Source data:
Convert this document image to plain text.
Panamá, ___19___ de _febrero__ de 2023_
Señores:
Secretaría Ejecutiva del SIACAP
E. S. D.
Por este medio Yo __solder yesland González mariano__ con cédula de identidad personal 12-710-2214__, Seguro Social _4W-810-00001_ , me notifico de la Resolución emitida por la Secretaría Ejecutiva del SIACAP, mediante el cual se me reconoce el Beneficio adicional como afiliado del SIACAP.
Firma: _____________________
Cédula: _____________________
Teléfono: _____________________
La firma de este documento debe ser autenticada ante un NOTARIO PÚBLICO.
--
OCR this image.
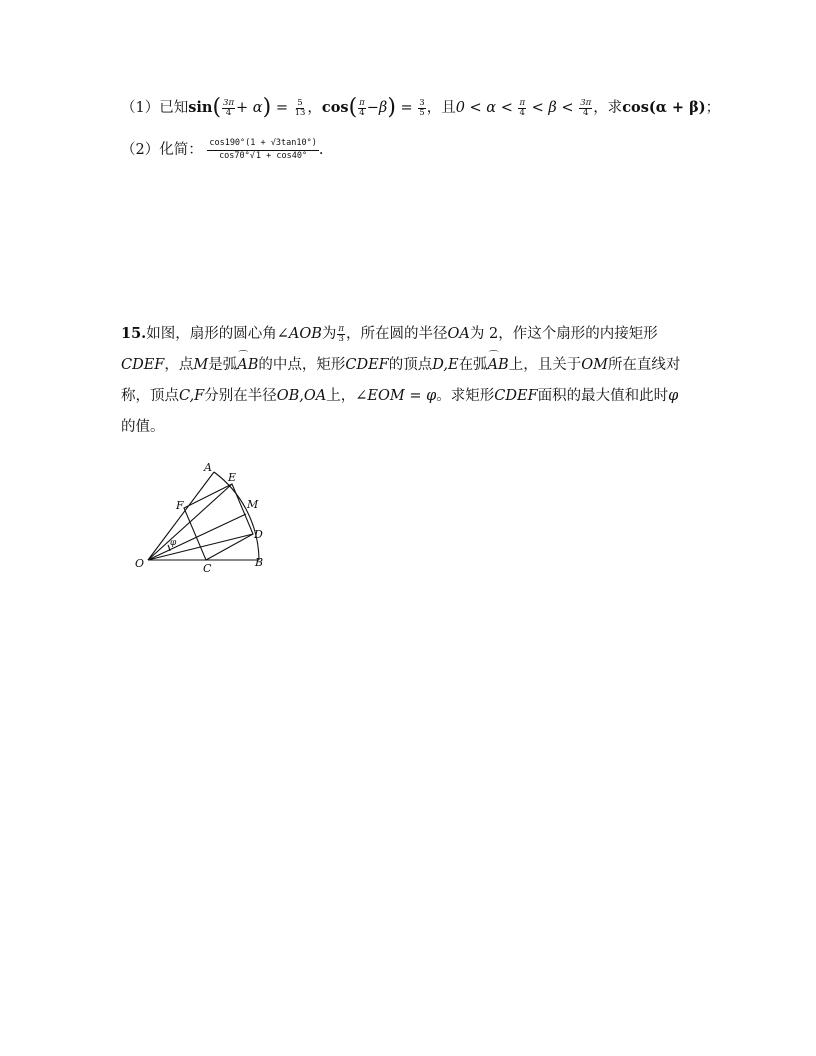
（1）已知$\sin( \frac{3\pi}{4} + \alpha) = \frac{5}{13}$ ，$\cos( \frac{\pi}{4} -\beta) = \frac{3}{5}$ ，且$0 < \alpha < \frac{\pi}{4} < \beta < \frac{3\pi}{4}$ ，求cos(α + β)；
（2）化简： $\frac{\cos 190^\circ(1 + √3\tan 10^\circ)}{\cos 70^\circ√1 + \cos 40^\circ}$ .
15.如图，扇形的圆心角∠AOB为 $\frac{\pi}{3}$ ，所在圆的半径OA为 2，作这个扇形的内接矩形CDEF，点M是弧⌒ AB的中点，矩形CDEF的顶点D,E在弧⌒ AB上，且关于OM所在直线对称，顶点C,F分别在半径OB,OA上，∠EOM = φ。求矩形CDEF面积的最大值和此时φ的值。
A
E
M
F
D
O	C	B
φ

Task objective = Search the data above for the string "this" and copy each line that has it.

Task response =
Convert this document image to plain text.
OCR this image.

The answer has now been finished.